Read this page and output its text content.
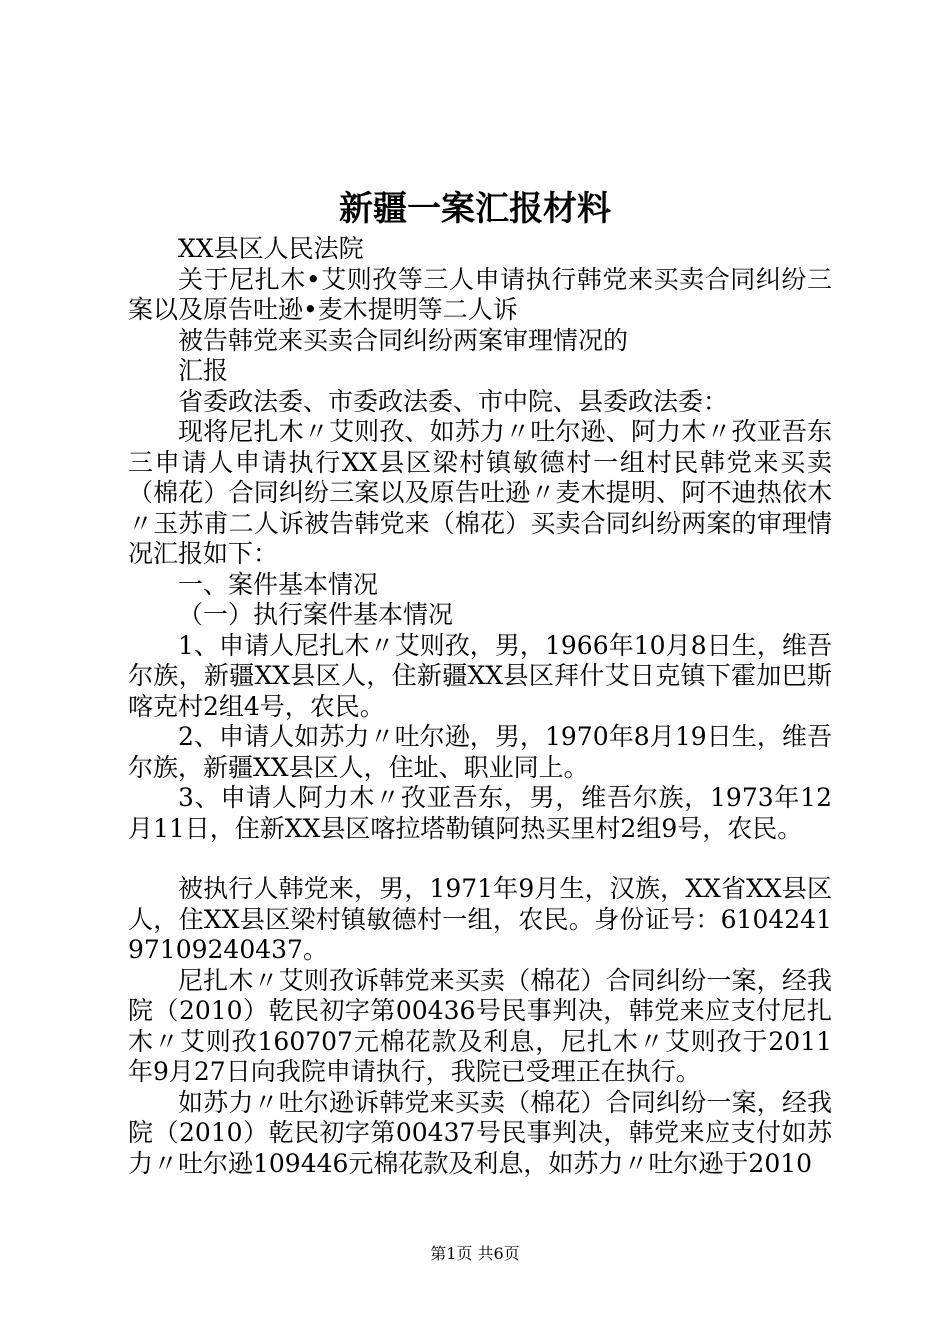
新疆一案汇报材料

XX县区人民法院

关于尼扎木•艾则孜等三人申请执行韩党来买卖合同纠纷三案以及原告吐逊•麦木提明等二人诉

被告韩党来买卖合同纠纷两案审理情况的

汇报

省委政法委、市委政法委、市中院、县委政法委：

现将尼扎木〃艾则孜、如苏力〃吐尔逊、阿力木〃孜亚吾东三申请人申请执行XX县区梁村镇敏德村一组村民韩党来买卖（棉花）合同纠纷三案以及原告吐逊〃麦木提明、阿不迪热依木〃玉苏甫二人诉被告韩党来（棉花）买卖合同纠纷两案的审理情况汇报如下：

一、案件基本情况

（一）执行案件基本情况

1、申请人尼扎木〃艾则孜，男，1966年10月8日生，维吾尔族，新疆XX县区人，住新疆XX县区拜什艾日克镇下霍加巴斯喀克村2组4号，农民。

2、申请人如苏力〃吐尔逊，男，1970年8月19日生，维吾尔族，新疆XX县区人，住址、职业同上。

3、申请人阿力木〃孜亚吾东，男，维吾尔族，1973年12月11日，住新XX县区喀拉塔勒镇阿热买里村2组9号，农民。

被执行人韩党来，男，1971年9月生，汉族，XX省XX县区人，住XX县区梁村镇敏德村一组，农民。身份证号：610424197109240437。

尼扎木〃艾则孜诉韩党来买卖（棉花）合同纠纷一案，经我院（2010）乾民初字第00436号民事判决，韩党来应支付尼扎木〃艾则孜160707元棉花款及利息，尼扎木〃艾则孜于2011年9月27日向我院申请执行，我院已受理正在执行。

如苏力〃吐尔逊诉韩党来买卖（棉花）合同纠纷一案，经我院（2010）乾民初字第00437号民事判决，韩党来应支付如苏力〃吐尔逊109446元棉花款及利息，如苏力〃吐尔逊于2010

第1页 共6页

**Problem to solve**. Take the listing above and restate it word for word, without its pictures.

**Task result**.
Read this page and output its text content.
新疆一案汇报材料

XX县区人民法院

关于尼扎木•艾则孜等三人申请执行韩党来买卖合同纠纷三案以及原告吐逊•麦木提明等二人诉

被告韩党来买卖合同纠纷两案审理情况的

汇报

省委政法委、市委政法委、市中院、县委政法委：

现将尼扎木〃艾则孜、如苏力〃吐尔逊、阿力木〃孜亚吾东三申请人申请执行XX县区梁村镇敏德村一组村民韩党来买卖（棉花）合同纠纷三案以及原告吐逊〃麦木提明、阿不迪热依木〃玉苏甫二人诉被告韩党来（棉花）买卖合同纠纷两案的审理情况汇报如下：

一、案件基本情况

（一）执行案件基本情况

1、申请人尼扎木〃艾则孜，男，1966年10月8日生，维吾尔族，新疆XX县区人，住新疆XX县区拜什艾日克镇下霍加巴斯喀克村2组4号，农民。

2、申请人如苏力〃吐尔逊，男，1970年8月19日生，维吾尔族，新疆XX县区人，住址、职业同上。

3、申请人阿力木〃孜亚吾东，男，维吾尔族，1973年12月11日，住新XX县区喀拉塔勒镇阿热买里村2组9号，农民。

被执行人韩党来，男，1971年9月生，汉族，XX省XX县区人，住XX县区梁村镇敏德村一组，农民。身份证号：610424197109240437。

尼扎木〃艾则孜诉韩党来买卖（棉花）合同纠纷一案，经我院（2010）乾民初字第00436号民事判决，韩党来应支付尼扎木〃艾则孜160707元棉花款及利息，尼扎木〃艾则孜于2011年9月27日向我院申请执行，我院已受理正在执行。

如苏力〃吐尔逊诉韩党来买卖（棉花）合同纠纷一案，经我院（2010）乾民初字第00437号民事判决，韩党来应支付如苏力〃吐尔逊109446元棉花款及利息，如苏力〃吐尔逊于2010

第1页 共6页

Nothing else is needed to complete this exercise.